Reproduce the entries exactly.
* begin RAW RECORDS *
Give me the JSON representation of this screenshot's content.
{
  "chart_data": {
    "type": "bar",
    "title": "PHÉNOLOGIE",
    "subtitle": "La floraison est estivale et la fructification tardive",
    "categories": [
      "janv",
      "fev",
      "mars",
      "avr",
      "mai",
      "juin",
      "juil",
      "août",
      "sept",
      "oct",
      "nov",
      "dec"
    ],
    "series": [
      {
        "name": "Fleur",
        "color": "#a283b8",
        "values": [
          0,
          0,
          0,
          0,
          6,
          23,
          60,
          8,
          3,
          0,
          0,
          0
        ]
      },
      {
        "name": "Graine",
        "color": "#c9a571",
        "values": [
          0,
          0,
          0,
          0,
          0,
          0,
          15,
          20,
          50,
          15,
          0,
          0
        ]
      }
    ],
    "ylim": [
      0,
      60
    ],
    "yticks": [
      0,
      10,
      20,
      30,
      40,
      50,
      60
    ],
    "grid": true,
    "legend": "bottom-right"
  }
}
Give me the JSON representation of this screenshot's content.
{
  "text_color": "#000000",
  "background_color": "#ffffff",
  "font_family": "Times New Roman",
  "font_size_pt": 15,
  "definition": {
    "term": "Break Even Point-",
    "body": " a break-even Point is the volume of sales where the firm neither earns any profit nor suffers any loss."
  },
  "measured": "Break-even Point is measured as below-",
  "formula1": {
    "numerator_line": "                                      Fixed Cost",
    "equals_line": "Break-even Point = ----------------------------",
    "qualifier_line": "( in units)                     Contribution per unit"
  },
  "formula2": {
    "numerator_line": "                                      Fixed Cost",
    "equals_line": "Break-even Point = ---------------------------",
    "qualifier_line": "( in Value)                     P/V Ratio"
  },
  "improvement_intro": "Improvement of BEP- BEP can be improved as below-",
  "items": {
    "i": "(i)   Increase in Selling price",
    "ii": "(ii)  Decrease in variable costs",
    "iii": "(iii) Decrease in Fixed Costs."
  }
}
* end RAW RECORDS *
▶ _WRITTEN RESPONSE_:
Give me the JSON representation of this screenshot's content.
{
  "chart_data": {
    "type": "bar",
    "title": "PHÉNOLOGIE",
    "subtitle": "La floraison est estivale et la fructification tardive",
    "categories": [
      "janv",
      "fev",
      "mars",
      "avr",
      "mai",
      "juin",
      "juil",
      "août",
      "sept",
      "oct",
      "nov",
      "dec"
    ],
    "series": [
      {
        "name": "Fleur",
        "color": "#a283b8",
        "values": [
          0,
          0,
          0,
          0,
          6,
          23,
          60,
          8,
          3,
          0,
          0,
          0
        ]
      },
      {
        "name": "Graine",
        "color": "#c9a571",
        "values": [
          0,
          0,
          0,
          0,
          0,
          0,
          15,
          20,
          50,
          15,
          0,
          0
        ]
      }
    ],
    "ylim": [
      0,
      60
    ],
    "yticks": [
      0,
      10,
      20,
      30,
      40,
      50,
      60
    ],
    "grid": true,
    "legend": "bottom-right"
  }
}
Give me the JSON representation of this screenshot's content.
{
  "text_color": "#000000",
  "background_color": "#ffffff",
  "font_family": "Times New Roman",
  "font_size_pt": 15,
  "definition": {
    "term": "Break Even Point-",
    "body": " a break-even Point is the volume of sales where the firm neither earns any profit nor suffers any loss."
  },
  "measured": "Break-even Point is measured as below-",
  "formula1": {
    "numerator_line": "                                      Fixed Cost",
    "equals_line": "Break-even Point = ----------------------------",
    "qualifier_line": "( in units)                     Contribution per unit"
  },
  "formula2": {
    "numerator_line": "                                      Fixed Cost",
    "equals_line": "Break-even Point = ---------------------------",
    "qualifier_line": "( in Value)                     P/V Ratio"
  },
  "improvement_intro": "Improvement of BEP- BEP can be improved as below-",
  "items": {
    "i": "(i)   Increase in Selling price",
    "ii": "(ii)  Decrease in variable costs",
    "iii": "(iii) Decrease in Fixed Costs."
  }
}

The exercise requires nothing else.